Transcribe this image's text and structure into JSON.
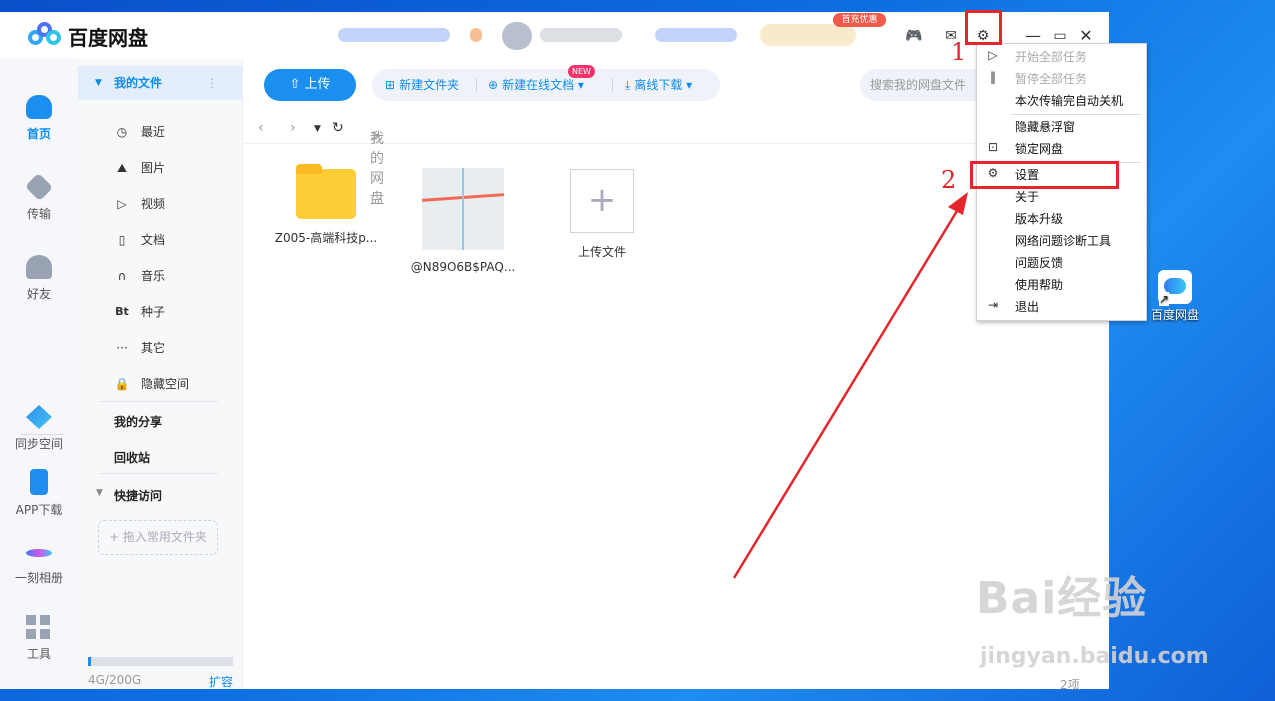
{
  "window": {
    "app_title": "百度网盘",
    "promo_badge": "首充优惠"
  },
  "annotations": {
    "step1": "1",
    "step2": "2"
  },
  "left_nav": {
    "items": [
      {
        "label": "首页",
        "icon": "cloud-icon"
      },
      {
        "label": "传输",
        "icon": "transfer-icon"
      },
      {
        "label": "好友",
        "icon": "friends-icon"
      },
      {
        "label": "同步空间",
        "icon": "sync-icon"
      },
      {
        "label": "APP下载",
        "icon": "phone-icon"
      },
      {
        "label": "一刻相册",
        "icon": "album-icon"
      },
      {
        "label": "工具",
        "icon": "tools-icon"
      }
    ]
  },
  "sidebar": {
    "my_files": "我的文件",
    "categories": [
      {
        "label": "最近",
        "icon": "clock-icon"
      },
      {
        "label": "图片",
        "icon": "image-icon"
      },
      {
        "label": "视频",
        "icon": "play-icon"
      },
      {
        "label": "文档",
        "icon": "document-icon"
      },
      {
        "label": "音乐",
        "icon": "headphone-icon"
      },
      {
        "label": "种子",
        "icon": "bt-icon"
      },
      {
        "label": "其它",
        "icon": "more-icon"
      },
      {
        "label": "隐藏空间",
        "icon": "lock-icon"
      }
    ],
    "my_share": "我的分享",
    "recycle_bin": "回收站",
    "quick_access": "快捷访问",
    "drop_hint": "+ 拖入常用文件夹",
    "quota_text": "4G/200G",
    "quota_fraction": 0.02,
    "expand": "扩容"
  },
  "toolbar": {
    "upload": "上传",
    "new_folder": "新建文件夹",
    "new_online_doc": "新建在线文档",
    "new_badge": "NEW",
    "offline_download": "离线下载",
    "search_placeholder": "搜索我的网盘文件"
  },
  "breadcrumb": {
    "root": "我的网盘",
    "sep": ">"
  },
  "files": [
    {
      "name": "Z005-高端科技p...",
      "type": "folder"
    },
    {
      "name": "@N89O6B$PAQ...",
      "type": "image"
    },
    {
      "name": "上传文件",
      "type": "upload"
    }
  ],
  "item_count": "2项",
  "settings_menu": {
    "items": [
      {
        "label": "开始全部任务",
        "disabled": true
      },
      {
        "label": "暂停全部任务",
        "disabled": true
      },
      {
        "label": "本次传输完自动关机",
        "disabled": false
      },
      {
        "label": "隐藏悬浮窗",
        "disabled": false
      },
      {
        "label": "锁定网盘",
        "disabled": false
      },
      {
        "label": "设置",
        "disabled": false
      },
      {
        "label": "关于",
        "disabled": false
      },
      {
        "label": "版本升级",
        "disabled": false
      },
      {
        "label": "网络问题诊断工具",
        "disabled": false
      },
      {
        "label": "问题反馈",
        "disabled": false
      },
      {
        "label": "使用帮助",
        "disabled": false
      },
      {
        "label": "退出",
        "disabled": false
      }
    ]
  },
  "desktop": {
    "shortcut_label": "百度网盘"
  },
  "watermark": {
    "main": "Bai经验",
    "sub": "jingyan.baidu.com"
  },
  "colors": {
    "accent": "#1a8fef",
    "annotation_red": "#e4262c"
  }
}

+ + + + +

◆ Exercise task ◆
Copy all of the entries verbatim, leaving out any pictures they contain.

◆ Output of the task ◆
Transcribe this image's text and structure into JSON.
{
  "window": {
    "app_title": "百度网盘",
    "promo_badge": "首充优惠"
  },
  "annotations": {
    "step1": "1",
    "step2": "2"
  },
  "left_nav": {
    "items": [
      {
        "label": "首页",
        "icon": "cloud-icon"
      },
      {
        "label": "传输",
        "icon": "transfer-icon"
      },
      {
        "label": "好友",
        "icon": "friends-icon"
      },
      {
        "label": "同步空间",
        "icon": "sync-icon"
      },
      {
        "label": "APP下载",
        "icon": "phone-icon"
      },
      {
        "label": "一刻相册",
        "icon": "album-icon"
      },
      {
        "label": "工具",
        "icon": "tools-icon"
      }
    ]
  },
  "sidebar": {
    "my_files": "我的文件",
    "categories": [
      {
        "label": "最近",
        "icon": "clock-icon"
      },
      {
        "label": "图片",
        "icon": "image-icon"
      },
      {
        "label": "视频",
        "icon": "play-icon"
      },
      {
        "label": "文档",
        "icon": "document-icon"
      },
      {
        "label": "音乐",
        "icon": "headphone-icon"
      },
      {
        "label": "种子",
        "icon": "bt-icon"
      },
      {
        "label": "其它",
        "icon": "more-icon"
      },
      {
        "label": "隐藏空间",
        "icon": "lock-icon"
      }
    ],
    "my_share": "我的分享",
    "recycle_bin": "回收站",
    "quick_access": "快捷访问",
    "drop_hint": "+ 拖入常用文件夹",
    "quota_text": "4G/200G",
    "quota_fraction": 0.02,
    "expand": "扩容"
  },
  "toolbar": {
    "upload": "上传",
    "new_folder": "新建文件夹",
    "new_online_doc": "新建在线文档",
    "new_badge": "NEW",
    "offline_download": "离线下载",
    "search_placeholder": "搜索我的网盘文件"
  },
  "breadcrumb": {
    "root": "我的网盘",
    "sep": ">"
  },
  "files": [
    {
      "name": "Z005-高端科技p...",
      "type": "folder"
    },
    {
      "name": "@N89O6B$PAQ...",
      "type": "image"
    },
    {
      "name": "上传文件",
      "type": "upload"
    }
  ],
  "item_count": "2项",
  "settings_menu": {
    "items": [
      {
        "label": "开始全部任务",
        "disabled": true
      },
      {
        "label": "暂停全部任务",
        "disabled": true
      },
      {
        "label": "本次传输完自动关机",
        "disabled": false
      },
      {
        "label": "隐藏悬浮窗",
        "disabled": false
      },
      {
        "label": "锁定网盘",
        "disabled": false
      },
      {
        "label": "设置",
        "disabled": false
      },
      {
        "label": "关于",
        "disabled": false
      },
      {
        "label": "版本升级",
        "disabled": false
      },
      {
        "label": "网络问题诊断工具",
        "disabled": false
      },
      {
        "label": "问题反馈",
        "disabled": false
      },
      {
        "label": "使用帮助",
        "disabled": false
      },
      {
        "label": "退出",
        "disabled": false
      }
    ]
  },
  "desktop": {
    "shortcut_label": "百度网盘"
  },
  "watermark": {
    "main": "Bai经验",
    "sub": "jingyan.baidu.com"
  },
  "colors": {
    "accent": "#1a8fef",
    "annotation_red": "#e4262c"
  }
}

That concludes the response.